**Stated goal**
In your copy, leave out the pictures and repeat the entries below exactly.

**Data to use**
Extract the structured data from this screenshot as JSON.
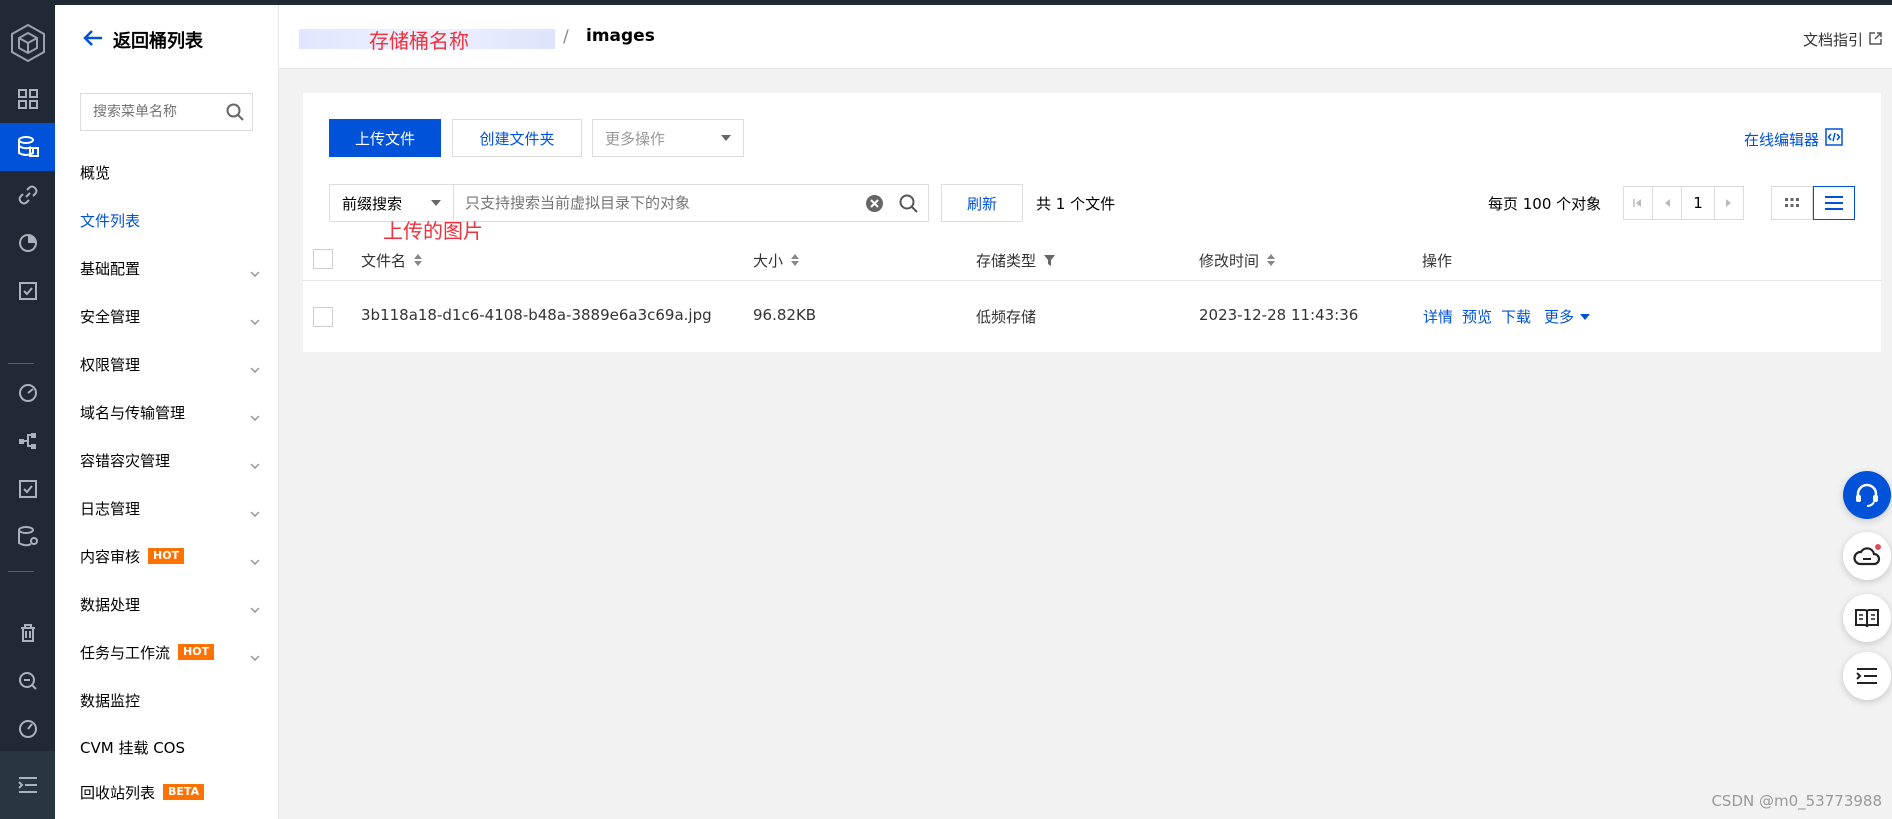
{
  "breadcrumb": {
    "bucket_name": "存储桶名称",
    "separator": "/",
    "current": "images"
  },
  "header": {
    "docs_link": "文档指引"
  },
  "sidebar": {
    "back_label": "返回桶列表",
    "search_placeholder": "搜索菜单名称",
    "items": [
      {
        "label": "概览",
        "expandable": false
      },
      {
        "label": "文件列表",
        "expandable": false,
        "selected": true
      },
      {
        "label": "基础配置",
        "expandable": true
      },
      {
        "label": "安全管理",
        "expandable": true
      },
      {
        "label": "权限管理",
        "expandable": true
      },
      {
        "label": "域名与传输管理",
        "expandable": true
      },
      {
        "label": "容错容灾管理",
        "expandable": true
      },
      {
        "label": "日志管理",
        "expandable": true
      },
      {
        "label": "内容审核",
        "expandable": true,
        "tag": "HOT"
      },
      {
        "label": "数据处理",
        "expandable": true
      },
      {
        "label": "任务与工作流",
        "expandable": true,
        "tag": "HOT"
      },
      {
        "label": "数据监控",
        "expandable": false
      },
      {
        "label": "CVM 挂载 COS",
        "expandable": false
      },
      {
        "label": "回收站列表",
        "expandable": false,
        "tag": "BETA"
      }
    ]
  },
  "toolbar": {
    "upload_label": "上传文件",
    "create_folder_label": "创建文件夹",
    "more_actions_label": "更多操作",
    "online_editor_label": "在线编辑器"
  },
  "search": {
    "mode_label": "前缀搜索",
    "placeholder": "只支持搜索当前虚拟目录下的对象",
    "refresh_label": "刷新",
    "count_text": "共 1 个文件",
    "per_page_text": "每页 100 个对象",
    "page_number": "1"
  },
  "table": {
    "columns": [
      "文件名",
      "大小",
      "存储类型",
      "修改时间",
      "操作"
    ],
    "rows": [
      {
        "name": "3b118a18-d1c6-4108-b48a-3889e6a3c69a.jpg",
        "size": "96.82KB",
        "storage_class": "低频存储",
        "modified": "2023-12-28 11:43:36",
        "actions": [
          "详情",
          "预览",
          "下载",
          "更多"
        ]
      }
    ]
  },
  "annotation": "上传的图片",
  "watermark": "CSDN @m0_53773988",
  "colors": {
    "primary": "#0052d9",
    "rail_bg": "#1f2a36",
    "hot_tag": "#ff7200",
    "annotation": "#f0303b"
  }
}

**Task response**
Extract the structured data from this screenshot as JSON.
{
  "breadcrumb": {
    "bucket_name": "存储桶名称",
    "separator": "/",
    "current": "images"
  },
  "header": {
    "docs_link": "文档指引"
  },
  "sidebar": {
    "back_label": "返回桶列表",
    "search_placeholder": "搜索菜单名称",
    "items": [
      {
        "label": "概览",
        "expandable": false
      },
      {
        "label": "文件列表",
        "expandable": false,
        "selected": true
      },
      {
        "label": "基础配置",
        "expandable": true
      },
      {
        "label": "安全管理",
        "expandable": true
      },
      {
        "label": "权限管理",
        "expandable": true
      },
      {
        "label": "域名与传输管理",
        "expandable": true
      },
      {
        "label": "容错容灾管理",
        "expandable": true
      },
      {
        "label": "日志管理",
        "expandable": true
      },
      {
        "label": "内容审核",
        "expandable": true,
        "tag": "HOT"
      },
      {
        "label": "数据处理",
        "expandable": true
      },
      {
        "label": "任务与工作流",
        "expandable": true,
        "tag": "HOT"
      },
      {
        "label": "数据监控",
        "expandable": false
      },
      {
        "label": "CVM 挂载 COS",
        "expandable": false
      },
      {
        "label": "回收站列表",
        "expandable": false,
        "tag": "BETA"
      }
    ]
  },
  "toolbar": {
    "upload_label": "上传文件",
    "create_folder_label": "创建文件夹",
    "more_actions_label": "更多操作",
    "online_editor_label": "在线编辑器"
  },
  "search": {
    "mode_label": "前缀搜索",
    "placeholder": "只支持搜索当前虚拟目录下的对象",
    "refresh_label": "刷新",
    "count_text": "共 1 个文件",
    "per_page_text": "每页 100 个对象",
    "page_number": "1"
  },
  "table": {
    "columns": [
      "文件名",
      "大小",
      "存储类型",
      "修改时间",
      "操作"
    ],
    "rows": [
      {
        "name": "3b118a18-d1c6-4108-b48a-3889e6a3c69a.jpg",
        "size": "96.82KB",
        "storage_class": "低频存储",
        "modified": "2023-12-28 11:43:36",
        "actions": [
          "详情",
          "预览",
          "下载",
          "更多"
        ]
      }
    ]
  },
  "annotation": "上传的图片",
  "watermark": "CSDN @m0_53773988",
  "colors": {
    "primary": "#0052d9",
    "rail_bg": "#1f2a36",
    "hot_tag": "#ff7200",
    "annotation": "#f0303b"
  }
}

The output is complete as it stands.